Directions:
Work out the number of lines containing "系统管理员". Give that number alone.

[Records provided start]

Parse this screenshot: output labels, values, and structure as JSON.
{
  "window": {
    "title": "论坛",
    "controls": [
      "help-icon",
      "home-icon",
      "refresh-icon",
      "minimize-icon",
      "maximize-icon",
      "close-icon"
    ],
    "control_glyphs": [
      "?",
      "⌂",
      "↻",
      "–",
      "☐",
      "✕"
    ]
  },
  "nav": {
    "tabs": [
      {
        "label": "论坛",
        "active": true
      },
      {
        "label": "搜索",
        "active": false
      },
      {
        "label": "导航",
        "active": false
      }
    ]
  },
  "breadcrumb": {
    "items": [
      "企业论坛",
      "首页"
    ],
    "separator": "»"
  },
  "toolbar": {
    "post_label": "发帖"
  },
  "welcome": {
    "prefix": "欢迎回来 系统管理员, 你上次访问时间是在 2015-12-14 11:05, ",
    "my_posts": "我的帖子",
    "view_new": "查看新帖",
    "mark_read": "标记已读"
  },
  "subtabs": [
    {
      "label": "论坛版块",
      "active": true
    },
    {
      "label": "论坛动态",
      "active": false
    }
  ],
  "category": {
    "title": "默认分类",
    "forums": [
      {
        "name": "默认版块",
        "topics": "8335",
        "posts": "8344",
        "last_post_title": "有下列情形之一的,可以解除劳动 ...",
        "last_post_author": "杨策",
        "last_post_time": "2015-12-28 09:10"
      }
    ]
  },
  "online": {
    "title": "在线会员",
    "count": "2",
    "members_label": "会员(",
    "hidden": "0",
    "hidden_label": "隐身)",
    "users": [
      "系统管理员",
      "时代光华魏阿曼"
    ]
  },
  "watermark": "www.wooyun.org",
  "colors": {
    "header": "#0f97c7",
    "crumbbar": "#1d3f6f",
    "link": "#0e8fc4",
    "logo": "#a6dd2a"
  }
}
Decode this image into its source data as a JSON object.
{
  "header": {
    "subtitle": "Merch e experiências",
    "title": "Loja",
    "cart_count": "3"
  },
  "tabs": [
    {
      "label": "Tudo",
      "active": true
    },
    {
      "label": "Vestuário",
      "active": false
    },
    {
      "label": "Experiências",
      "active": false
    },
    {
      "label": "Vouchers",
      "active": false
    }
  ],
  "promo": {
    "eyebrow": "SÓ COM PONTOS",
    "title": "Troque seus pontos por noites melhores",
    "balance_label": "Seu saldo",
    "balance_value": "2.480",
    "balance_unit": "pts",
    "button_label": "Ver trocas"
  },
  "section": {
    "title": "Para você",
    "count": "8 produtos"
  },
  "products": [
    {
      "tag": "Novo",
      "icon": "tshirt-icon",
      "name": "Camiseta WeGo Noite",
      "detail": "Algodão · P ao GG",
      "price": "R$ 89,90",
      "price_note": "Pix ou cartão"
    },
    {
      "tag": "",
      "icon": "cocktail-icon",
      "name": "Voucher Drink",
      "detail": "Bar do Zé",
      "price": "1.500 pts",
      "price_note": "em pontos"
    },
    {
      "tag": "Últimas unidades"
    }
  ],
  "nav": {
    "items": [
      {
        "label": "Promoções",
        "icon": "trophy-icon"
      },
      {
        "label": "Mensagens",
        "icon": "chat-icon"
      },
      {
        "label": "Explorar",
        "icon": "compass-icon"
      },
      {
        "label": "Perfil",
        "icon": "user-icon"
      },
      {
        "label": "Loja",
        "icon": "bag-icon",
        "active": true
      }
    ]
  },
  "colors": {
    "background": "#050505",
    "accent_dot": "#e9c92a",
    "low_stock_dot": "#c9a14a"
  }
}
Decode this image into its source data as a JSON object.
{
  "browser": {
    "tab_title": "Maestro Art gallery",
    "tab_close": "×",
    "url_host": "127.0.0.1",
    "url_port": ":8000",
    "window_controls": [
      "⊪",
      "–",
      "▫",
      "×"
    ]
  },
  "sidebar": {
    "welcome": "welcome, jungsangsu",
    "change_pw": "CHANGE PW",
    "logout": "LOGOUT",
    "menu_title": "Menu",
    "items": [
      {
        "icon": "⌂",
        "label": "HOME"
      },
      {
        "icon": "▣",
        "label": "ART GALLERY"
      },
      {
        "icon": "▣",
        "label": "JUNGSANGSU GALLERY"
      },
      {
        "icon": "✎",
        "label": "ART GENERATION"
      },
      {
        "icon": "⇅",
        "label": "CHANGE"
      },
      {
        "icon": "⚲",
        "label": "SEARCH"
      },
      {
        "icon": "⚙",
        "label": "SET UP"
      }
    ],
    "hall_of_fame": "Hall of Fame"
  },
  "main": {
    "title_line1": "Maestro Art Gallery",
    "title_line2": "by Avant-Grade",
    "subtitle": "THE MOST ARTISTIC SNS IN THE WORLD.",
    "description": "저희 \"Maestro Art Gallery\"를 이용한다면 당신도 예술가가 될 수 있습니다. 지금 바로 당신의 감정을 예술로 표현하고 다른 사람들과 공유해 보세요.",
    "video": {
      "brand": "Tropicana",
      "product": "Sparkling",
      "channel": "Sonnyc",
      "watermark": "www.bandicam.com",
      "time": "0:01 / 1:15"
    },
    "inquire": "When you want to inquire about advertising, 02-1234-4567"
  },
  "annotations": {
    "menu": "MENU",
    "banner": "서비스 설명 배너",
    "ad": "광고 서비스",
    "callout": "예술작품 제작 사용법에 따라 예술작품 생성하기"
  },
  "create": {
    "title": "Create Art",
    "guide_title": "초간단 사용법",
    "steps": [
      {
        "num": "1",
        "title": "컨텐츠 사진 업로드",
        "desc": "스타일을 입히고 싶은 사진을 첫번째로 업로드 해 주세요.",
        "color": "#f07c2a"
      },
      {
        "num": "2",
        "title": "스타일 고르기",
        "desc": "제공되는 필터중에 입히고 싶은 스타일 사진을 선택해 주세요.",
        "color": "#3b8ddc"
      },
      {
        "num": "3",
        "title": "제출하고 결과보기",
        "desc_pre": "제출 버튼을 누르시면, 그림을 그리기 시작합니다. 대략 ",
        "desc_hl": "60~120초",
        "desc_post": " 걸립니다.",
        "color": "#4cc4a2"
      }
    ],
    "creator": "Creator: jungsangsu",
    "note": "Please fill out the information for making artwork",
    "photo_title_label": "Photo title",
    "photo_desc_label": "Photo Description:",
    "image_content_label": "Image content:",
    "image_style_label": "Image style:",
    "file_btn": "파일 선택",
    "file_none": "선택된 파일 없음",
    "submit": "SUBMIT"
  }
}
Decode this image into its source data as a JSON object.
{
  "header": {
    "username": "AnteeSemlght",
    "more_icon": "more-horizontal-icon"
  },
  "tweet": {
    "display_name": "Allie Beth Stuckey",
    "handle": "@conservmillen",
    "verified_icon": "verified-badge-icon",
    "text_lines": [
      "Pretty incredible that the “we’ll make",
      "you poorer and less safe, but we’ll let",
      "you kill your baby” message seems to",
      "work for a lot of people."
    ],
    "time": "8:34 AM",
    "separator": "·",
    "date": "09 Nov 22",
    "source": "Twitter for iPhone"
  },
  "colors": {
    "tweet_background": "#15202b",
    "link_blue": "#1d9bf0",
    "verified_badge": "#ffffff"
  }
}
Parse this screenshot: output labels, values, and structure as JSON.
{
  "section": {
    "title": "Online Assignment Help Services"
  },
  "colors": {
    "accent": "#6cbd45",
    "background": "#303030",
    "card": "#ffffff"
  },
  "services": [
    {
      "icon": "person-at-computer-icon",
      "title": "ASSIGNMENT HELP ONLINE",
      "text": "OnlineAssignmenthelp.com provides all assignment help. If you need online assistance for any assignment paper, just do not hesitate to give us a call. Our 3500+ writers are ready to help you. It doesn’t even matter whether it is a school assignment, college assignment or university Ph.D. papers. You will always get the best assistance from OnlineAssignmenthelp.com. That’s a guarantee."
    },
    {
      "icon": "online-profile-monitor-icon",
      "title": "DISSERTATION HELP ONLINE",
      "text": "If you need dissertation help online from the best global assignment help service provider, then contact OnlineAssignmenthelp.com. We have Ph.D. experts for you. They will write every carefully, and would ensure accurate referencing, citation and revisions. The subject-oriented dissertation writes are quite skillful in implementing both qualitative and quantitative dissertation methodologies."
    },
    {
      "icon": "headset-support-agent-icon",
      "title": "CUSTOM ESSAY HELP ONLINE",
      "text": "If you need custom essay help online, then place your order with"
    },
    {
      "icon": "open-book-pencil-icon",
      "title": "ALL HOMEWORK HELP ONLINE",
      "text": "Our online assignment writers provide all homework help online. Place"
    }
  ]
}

[Records provided end]

Output of the task:
2